### WHAT TO PRODUCE
Among the lines below, list those containing the string "retrieves".

### RECORDS SUPPLIED

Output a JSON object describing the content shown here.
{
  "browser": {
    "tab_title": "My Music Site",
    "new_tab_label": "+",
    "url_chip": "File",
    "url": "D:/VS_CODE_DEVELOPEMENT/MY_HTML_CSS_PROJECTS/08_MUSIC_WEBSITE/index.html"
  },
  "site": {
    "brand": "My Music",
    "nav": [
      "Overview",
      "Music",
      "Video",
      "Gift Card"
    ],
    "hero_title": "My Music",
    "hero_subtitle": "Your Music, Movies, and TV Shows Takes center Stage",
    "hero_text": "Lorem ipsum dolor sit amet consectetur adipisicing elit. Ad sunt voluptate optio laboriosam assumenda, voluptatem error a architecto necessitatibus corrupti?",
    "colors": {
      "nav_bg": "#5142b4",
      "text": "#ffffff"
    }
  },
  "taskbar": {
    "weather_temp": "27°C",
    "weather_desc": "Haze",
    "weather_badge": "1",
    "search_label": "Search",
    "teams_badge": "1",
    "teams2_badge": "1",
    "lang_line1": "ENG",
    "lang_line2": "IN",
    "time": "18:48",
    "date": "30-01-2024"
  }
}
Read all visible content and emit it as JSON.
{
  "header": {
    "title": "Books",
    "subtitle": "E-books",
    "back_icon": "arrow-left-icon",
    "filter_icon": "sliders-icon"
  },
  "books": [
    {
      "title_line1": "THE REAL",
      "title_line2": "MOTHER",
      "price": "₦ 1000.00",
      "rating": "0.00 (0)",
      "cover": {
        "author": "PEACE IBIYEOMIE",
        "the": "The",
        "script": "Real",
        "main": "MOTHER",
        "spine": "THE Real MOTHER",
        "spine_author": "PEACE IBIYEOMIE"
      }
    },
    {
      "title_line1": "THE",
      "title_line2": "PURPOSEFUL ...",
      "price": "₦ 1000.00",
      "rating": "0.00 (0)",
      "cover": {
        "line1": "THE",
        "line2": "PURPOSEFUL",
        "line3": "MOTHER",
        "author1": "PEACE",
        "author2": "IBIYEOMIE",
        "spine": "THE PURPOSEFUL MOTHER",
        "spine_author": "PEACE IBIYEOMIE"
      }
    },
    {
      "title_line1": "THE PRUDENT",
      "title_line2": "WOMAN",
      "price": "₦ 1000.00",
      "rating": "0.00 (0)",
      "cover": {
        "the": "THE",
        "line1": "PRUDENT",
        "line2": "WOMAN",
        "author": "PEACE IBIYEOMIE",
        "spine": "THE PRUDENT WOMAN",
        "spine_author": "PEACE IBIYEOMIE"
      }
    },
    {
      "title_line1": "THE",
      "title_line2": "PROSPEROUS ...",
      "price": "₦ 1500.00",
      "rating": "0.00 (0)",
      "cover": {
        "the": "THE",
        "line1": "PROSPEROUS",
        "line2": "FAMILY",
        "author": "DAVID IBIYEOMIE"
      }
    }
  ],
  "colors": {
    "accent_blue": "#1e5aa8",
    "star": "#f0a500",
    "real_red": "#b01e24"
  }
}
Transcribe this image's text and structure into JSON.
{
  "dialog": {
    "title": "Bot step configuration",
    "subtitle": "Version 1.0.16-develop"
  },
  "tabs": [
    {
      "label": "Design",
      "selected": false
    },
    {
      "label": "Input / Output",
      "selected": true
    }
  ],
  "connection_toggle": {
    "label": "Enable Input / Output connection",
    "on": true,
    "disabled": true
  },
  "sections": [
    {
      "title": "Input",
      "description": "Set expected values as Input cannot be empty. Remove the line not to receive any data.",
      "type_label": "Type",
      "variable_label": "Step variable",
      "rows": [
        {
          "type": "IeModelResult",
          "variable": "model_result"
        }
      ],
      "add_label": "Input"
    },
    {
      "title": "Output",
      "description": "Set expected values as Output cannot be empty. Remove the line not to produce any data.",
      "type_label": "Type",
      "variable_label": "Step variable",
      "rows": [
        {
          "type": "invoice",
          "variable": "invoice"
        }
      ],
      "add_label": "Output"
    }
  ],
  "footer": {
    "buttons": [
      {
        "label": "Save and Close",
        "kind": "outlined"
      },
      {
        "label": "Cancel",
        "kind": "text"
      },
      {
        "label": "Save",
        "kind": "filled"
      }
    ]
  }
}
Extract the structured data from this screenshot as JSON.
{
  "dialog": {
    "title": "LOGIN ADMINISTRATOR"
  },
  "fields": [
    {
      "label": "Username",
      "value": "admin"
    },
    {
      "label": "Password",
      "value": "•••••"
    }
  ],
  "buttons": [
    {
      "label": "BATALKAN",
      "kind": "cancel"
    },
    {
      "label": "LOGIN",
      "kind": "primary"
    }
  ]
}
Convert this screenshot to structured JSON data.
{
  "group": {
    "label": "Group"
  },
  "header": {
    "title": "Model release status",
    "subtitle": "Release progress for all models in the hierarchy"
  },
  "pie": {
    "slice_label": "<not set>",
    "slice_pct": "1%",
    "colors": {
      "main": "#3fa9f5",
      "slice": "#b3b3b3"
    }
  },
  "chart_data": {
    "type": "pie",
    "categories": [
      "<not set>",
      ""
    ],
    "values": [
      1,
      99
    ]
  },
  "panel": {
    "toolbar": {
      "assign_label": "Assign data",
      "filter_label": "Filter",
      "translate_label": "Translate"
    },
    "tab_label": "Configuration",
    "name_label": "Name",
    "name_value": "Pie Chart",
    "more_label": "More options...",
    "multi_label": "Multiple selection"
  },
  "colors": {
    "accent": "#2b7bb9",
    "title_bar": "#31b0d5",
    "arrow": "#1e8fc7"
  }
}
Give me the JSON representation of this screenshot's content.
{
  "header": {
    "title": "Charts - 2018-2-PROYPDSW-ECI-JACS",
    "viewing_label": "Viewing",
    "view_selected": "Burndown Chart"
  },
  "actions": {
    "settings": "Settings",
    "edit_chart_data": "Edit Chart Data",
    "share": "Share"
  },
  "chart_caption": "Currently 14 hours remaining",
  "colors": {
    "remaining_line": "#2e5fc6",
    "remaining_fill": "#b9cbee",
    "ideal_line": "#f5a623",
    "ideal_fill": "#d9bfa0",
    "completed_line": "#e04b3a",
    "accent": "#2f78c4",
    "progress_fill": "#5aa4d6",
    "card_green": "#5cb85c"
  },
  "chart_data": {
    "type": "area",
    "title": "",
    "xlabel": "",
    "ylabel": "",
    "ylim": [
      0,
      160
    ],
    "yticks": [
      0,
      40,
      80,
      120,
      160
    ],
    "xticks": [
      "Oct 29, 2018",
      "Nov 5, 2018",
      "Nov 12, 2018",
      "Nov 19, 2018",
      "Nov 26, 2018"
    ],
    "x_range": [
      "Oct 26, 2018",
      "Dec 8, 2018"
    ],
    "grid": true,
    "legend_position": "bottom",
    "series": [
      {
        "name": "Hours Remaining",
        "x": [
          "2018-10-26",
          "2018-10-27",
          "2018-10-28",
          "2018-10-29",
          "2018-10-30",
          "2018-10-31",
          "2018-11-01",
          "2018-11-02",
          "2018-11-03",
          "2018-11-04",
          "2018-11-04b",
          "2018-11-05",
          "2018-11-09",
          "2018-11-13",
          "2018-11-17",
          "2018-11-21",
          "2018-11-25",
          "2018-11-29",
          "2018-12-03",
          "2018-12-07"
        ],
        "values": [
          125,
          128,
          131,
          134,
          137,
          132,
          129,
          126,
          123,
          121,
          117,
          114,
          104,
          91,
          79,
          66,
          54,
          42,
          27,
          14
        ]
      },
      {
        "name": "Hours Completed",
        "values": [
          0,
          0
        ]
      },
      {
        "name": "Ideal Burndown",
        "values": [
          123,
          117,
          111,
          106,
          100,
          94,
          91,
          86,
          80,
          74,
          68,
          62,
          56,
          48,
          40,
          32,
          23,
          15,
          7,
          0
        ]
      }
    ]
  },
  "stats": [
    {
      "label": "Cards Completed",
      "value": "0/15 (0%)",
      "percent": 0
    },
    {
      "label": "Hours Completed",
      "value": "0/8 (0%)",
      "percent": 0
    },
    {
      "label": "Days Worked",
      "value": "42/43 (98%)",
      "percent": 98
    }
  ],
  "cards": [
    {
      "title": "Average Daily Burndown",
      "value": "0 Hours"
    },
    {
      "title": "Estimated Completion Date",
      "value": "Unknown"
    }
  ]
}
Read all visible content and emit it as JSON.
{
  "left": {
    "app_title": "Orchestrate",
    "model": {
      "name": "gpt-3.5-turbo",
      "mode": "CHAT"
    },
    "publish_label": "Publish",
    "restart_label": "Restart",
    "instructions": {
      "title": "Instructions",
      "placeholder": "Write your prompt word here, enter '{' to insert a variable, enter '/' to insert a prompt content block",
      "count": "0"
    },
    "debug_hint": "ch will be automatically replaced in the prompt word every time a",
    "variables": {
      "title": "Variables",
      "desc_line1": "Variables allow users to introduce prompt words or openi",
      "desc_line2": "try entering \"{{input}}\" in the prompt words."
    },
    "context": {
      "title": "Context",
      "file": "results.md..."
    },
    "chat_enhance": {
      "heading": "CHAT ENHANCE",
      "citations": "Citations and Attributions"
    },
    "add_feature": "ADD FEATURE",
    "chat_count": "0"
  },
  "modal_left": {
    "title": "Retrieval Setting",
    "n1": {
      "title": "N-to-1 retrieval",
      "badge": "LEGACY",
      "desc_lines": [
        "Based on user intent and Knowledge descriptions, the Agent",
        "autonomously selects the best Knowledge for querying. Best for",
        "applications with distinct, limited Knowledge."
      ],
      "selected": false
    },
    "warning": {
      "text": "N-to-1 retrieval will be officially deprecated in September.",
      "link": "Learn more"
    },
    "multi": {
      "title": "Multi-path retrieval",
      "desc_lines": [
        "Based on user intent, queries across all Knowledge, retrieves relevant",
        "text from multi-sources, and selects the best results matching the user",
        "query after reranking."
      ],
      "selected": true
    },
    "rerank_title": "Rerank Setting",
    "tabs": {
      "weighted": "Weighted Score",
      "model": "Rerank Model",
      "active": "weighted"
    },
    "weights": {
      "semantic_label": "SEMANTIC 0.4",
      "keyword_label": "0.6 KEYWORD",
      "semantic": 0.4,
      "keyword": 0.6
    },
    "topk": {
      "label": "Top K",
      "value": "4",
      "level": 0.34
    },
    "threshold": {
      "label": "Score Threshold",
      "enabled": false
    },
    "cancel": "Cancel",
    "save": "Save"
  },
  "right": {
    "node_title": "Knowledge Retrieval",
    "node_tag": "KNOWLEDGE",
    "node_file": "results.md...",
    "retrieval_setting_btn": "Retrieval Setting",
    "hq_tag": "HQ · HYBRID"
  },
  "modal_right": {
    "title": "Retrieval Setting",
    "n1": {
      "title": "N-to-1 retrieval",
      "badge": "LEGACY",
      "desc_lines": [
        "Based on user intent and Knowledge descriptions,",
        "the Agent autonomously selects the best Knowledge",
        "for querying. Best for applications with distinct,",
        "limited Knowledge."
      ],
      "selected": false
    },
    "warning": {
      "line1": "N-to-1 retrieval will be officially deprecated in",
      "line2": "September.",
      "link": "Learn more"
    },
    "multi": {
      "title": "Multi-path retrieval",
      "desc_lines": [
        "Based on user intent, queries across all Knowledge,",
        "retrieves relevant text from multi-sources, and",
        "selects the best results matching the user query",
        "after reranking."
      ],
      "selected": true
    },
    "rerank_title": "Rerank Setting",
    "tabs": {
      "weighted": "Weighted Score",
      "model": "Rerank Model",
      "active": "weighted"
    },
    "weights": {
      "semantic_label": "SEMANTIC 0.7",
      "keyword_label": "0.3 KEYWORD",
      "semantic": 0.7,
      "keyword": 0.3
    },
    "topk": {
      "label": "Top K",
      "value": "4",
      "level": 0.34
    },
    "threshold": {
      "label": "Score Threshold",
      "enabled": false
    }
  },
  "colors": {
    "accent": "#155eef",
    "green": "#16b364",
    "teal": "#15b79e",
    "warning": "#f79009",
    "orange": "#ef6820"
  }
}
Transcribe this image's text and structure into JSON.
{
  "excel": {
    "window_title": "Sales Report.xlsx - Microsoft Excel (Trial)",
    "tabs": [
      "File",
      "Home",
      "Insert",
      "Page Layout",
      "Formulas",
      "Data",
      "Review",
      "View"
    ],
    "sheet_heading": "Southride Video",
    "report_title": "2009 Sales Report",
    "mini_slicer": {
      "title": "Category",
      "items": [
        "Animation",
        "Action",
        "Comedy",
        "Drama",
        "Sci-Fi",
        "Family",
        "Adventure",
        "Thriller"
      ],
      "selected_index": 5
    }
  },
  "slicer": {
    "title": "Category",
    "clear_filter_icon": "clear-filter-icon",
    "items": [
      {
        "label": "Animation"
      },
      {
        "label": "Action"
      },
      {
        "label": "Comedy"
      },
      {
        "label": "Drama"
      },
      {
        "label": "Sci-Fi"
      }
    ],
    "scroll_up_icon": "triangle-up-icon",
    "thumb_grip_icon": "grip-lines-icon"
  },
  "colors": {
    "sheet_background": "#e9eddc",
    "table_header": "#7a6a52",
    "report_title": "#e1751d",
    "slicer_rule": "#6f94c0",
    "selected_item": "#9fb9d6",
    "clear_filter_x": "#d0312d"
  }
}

### COMPLETE ANSWER
        "Based on user intent, queries across all Knowledge, retrieves relevant",
        "retrieves relevant text from multi-sources, and",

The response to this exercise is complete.